Exercise —
Every record should be written out exactly, please.

Records provided —
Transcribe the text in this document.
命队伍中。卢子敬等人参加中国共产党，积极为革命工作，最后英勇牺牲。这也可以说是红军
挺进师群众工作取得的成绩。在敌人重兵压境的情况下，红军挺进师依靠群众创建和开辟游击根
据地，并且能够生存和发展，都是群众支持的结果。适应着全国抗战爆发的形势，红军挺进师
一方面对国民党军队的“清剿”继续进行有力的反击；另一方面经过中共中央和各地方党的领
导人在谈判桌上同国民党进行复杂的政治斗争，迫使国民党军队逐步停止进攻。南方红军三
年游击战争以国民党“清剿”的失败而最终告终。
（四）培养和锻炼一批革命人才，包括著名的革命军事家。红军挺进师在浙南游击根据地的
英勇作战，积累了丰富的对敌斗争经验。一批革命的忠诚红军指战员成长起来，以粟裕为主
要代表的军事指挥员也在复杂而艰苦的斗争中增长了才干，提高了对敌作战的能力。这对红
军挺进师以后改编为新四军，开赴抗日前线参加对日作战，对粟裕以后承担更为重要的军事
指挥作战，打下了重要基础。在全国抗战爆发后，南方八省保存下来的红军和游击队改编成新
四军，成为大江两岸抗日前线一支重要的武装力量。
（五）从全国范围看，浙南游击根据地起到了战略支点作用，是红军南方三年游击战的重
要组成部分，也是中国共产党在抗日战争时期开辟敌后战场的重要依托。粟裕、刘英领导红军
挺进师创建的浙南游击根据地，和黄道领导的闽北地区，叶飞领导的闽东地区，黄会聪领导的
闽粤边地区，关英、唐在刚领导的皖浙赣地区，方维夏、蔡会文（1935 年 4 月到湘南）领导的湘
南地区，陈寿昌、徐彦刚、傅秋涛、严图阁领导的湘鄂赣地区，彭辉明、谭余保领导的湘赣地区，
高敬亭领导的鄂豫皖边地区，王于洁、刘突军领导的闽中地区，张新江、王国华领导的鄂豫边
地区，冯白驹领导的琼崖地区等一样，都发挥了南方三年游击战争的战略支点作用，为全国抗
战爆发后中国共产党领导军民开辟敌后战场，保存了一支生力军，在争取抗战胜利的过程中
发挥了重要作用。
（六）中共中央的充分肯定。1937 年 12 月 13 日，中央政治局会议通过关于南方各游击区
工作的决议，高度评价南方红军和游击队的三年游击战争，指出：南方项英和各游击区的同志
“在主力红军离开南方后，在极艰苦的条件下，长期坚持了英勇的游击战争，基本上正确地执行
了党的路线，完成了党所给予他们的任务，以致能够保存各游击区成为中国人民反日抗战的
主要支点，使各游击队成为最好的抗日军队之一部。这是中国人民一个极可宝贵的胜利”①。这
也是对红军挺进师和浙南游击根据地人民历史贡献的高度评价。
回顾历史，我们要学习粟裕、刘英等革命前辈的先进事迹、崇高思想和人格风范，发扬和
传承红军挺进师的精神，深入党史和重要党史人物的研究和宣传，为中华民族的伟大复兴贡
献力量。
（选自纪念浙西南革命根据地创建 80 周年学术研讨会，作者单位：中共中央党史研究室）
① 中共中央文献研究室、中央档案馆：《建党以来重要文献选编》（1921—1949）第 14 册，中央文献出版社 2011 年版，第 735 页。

The result —
Transcribe the text in this document.
命队伍中。卢子敬等人参加中国共产党，积极为革命工作，最后英勇牺牲。这也可以说是红军
挺进师群众工作取得的成绩。在敌人重兵压境的情况下，红军挺进师依靠群众创建和开辟游击根
据地，并且能够生存和发展，都是群众支持的结果。适应着全国抗战爆发的形势，红军挺进师
一方面对国民党军队的“清剿”继续进行有力的反击；另一方面经过中共中央和各地方党的领
导人在谈判桌上同国民党进行复杂的政治斗争，迫使国民党军队逐步停止进攻。南方红军三
年游击战争以国民党“清剿”的失败而最终告终。
（四）培养和锻炼一批革命人才，包括著名的革命军事家。红军挺进师在浙南游击根据地的
英勇作战，积累了丰富的对敌斗争经验。一批革命的忠诚红军指战员成长起来，以粟裕为主
要代表的军事指挥员也在复杂而艰苦的斗争中增长了才干，提高了对敌作战的能力。这对红
军挺进师以后改编为新四军，开赴抗日前线参加对日作战，对粟裕以后承担更为重要的军事
指挥作战，打下了重要基础。在全国抗战爆发后，南方八省保存下来的红军和游击队改编成新
四军，成为大江两岸抗日前线一支重要的武装力量。
（五）从全国范围看，浙南游击根据地起到了战略支点作用，是红军南方三年游击战的重
要组成部分，也是中国共产党在抗日战争时期开辟敌后战场的重要依托。粟裕、刘英领导红军
挺进师创建的浙南游击根据地，和黄道领导的闽北地区，叶飞领导的闽东地区，黄会聪领导的
闽粤边地区，关英、唐在刚领导的皖浙赣地区，方维夏、蔡会文（1935 年 4 月到湘南）领导的湘
南地区，陈寿昌、徐彦刚、傅秋涛、严图阁领导的湘鄂赣地区，彭辉明、谭余保领导的湘赣地区，
高敬亭领导的鄂豫皖边地区，王于洁、刘突军领导的闽中地区，张新江、王国华领导的鄂豫边
地区，冯白驹领导的琼崖地区等一样，都发挥了南方三年游击战争的战略支点作用，为全国抗
战爆发后中国共产党领导军民开辟敌后战场，保存了一支生力军，在争取抗战胜利的过程中
发挥了重要作用。
（六）中共中央的充分肯定。1937 年 12 月 13 日，中央政治局会议通过关于南方各游击区
工作的决议，高度评价南方红军和游击队的三年游击战争，指出：南方项英和各游击区的同志
“在主力红军离开南方后，在极艰苦的条件下，长期坚持了英勇的游击战争，基本上正确地执行
了党的路线，完成了党所给予他们的任务，以致能够保存各游击区成为中国人民反日抗战的
主要支点，使各游击队成为最好的抗日军队之一部。这是中国人民一个极可宝贵的胜利”①。这
也是对红军挺进师和浙南游击根据地人民历史贡献的高度评价。
回顾历史，我们要学习粟裕、刘英等革命前辈的先进事迹、崇高思想和人格风范，发扬和
传承红军挺进师的精神，深入党史和重要党史人物的研究和宣传，为中华民族的伟大复兴贡
献力量。
（选自纪念浙西南革命根据地创建 80 周年学术研讨会，作者单位：中共中央党史研究室）
① 中共中央文献研究室、中央档案馆：《建党以来重要文献选编》（1921—1949）第 14 册，中央文献出版社 2011 年版，第 735 页。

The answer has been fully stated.